◆ **What you should do**
Repeat the data that follows, word for word, without the images.
[start of Data to process]
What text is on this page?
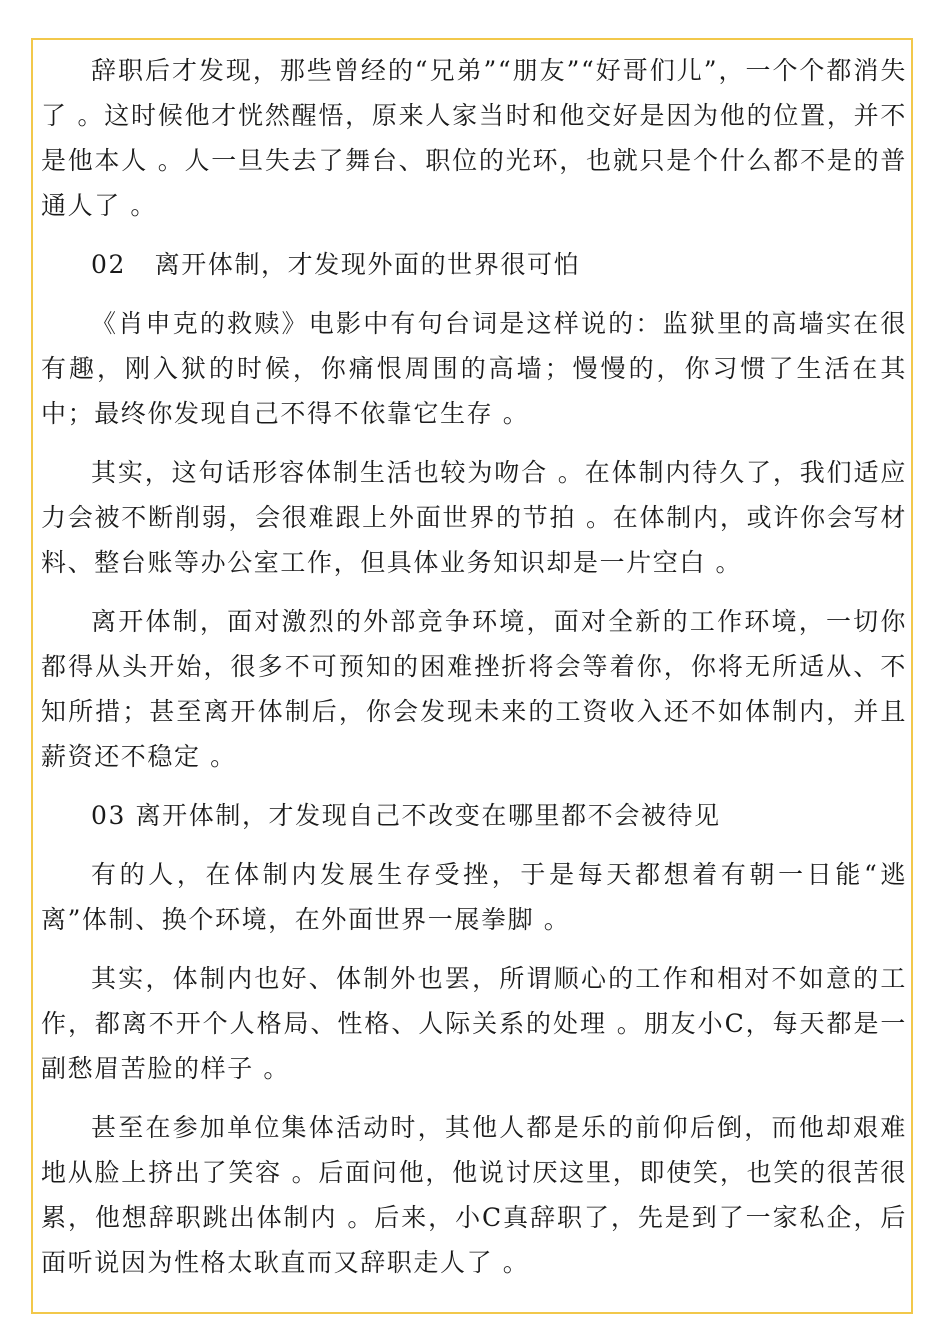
辞职后才发现，那些曾经的“兄弟”“朋友”“好哥们儿”，一个个都消失了 。这时候他才恍然醒悟，原来人家当时和他交好是因为他的位置，并不是他本人 。人一旦失去了舞台、职位的光环，也就只是个什么都不是的普通人了 。

02   离开体制，才发现外面的世界很可怕

《肖申克的救赎》电影中有句台词是这样说的：监狱里的高墙实在很有趣，刚入狱的时候，你痛恨周围的高墙；慢慢的，你习惯了生活在其中；最终你发现自己不得不依靠它生存 。

其实，这句话形容体制生活也较为吻合 。在体制内待久了，我们适应力会被不断削弱，会很难跟上外面世界的节拍 。在体制内，或许你会写材料、整台账等办公室工作，但具体业务知识却是一片空白 。

离开体制，面对激烈的外部竞争环境，面对全新的工作环境，一切你都得从头开始，很多不可预知的困难挫折将会等着你，你将无所适从、不知所措；甚至离开体制后，你会发现未来的工资收入还不如体制内，并且薪资还不稳定 。

03 离开体制，才发现自己不改变在哪里都不会被待见

有的人，在体制内发展生存受挫，于是每天都想着有朝一日能“逃离”体制、换个环境，在外面世界一展拳脚 。

其实，体制内也好、体制外也罢，所谓顺心的工作和相对不如意的工作，都离不开个人格局、性格、人际关系的处理 。朋友小C，每天都是一副愁眉苦脸的样子 。

甚至在参加单位集体活动时，其他人都是乐的前仰后倒，而他却艰难地从脸上挤出了笑容 。后面问他，他说讨厌这里，即使笑，也笑的很苦很累，他想辞职跳出体制内 。后来，小C真辞职了，先是到了一家私企，后面听说因为性格太耿直而又辞职走人了 。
[end of Data to process]
◆ **Completed task**
What text is on this page?
辞职后才发现，那些曾经的“兄弟”“朋友”“好哥们儿”，一个个都消失了 。这时候他才恍然醒悟，原来人家当时和他交好是因为他的位置，并不是他本人 。人一旦失去了舞台、职位的光环，也就只是个什么都不是的普通人了 。

02   离开体制，才发现外面的世界很可怕

《肖申克的救赎》电影中有句台词是这样说的：监狱里的高墙实在很有趣，刚入狱的时候，你痛恨周围的高墙；慢慢的，你习惯了生活在其中；最终你发现自己不得不依靠它生存 。

其实，这句话形容体制生活也较为吻合 。在体制内待久了，我们适应力会被不断削弱，会很难跟上外面世界的节拍 。在体制内，或许你会写材料、整台账等办公室工作，但具体业务知识却是一片空白 。

离开体制，面对激烈的外部竞争环境，面对全新的工作环境，一切你都得从头开始，很多不可预知的困难挫折将会等着你，你将无所适从、不知所措；甚至离开体制后，你会发现未来的工资收入还不如体制内，并且薪资还不稳定 。

03 离开体制，才发现自己不改变在哪里都不会被待见

有的人，在体制内发展生存受挫，于是每天都想着有朝一日能“逃离”体制、换个环境，在外面世界一展拳脚 。

其实，体制内也好、体制外也罢，所谓顺心的工作和相对不如意的工作，都离不开个人格局、性格、人际关系的处理 。朋友小C，每天都是一副愁眉苦脸的样子 。

甚至在参加单位集体活动时，其他人都是乐的前仰后倒，而他却艰难地从脸上挤出了笑容 。后面问他，他说讨厌这里，即使笑，也笑的很苦很累，他想辞职跳出体制内 。后来，小C真辞职了，先是到了一家私企，后面听说因为性格太耿直而又辞职走人了 。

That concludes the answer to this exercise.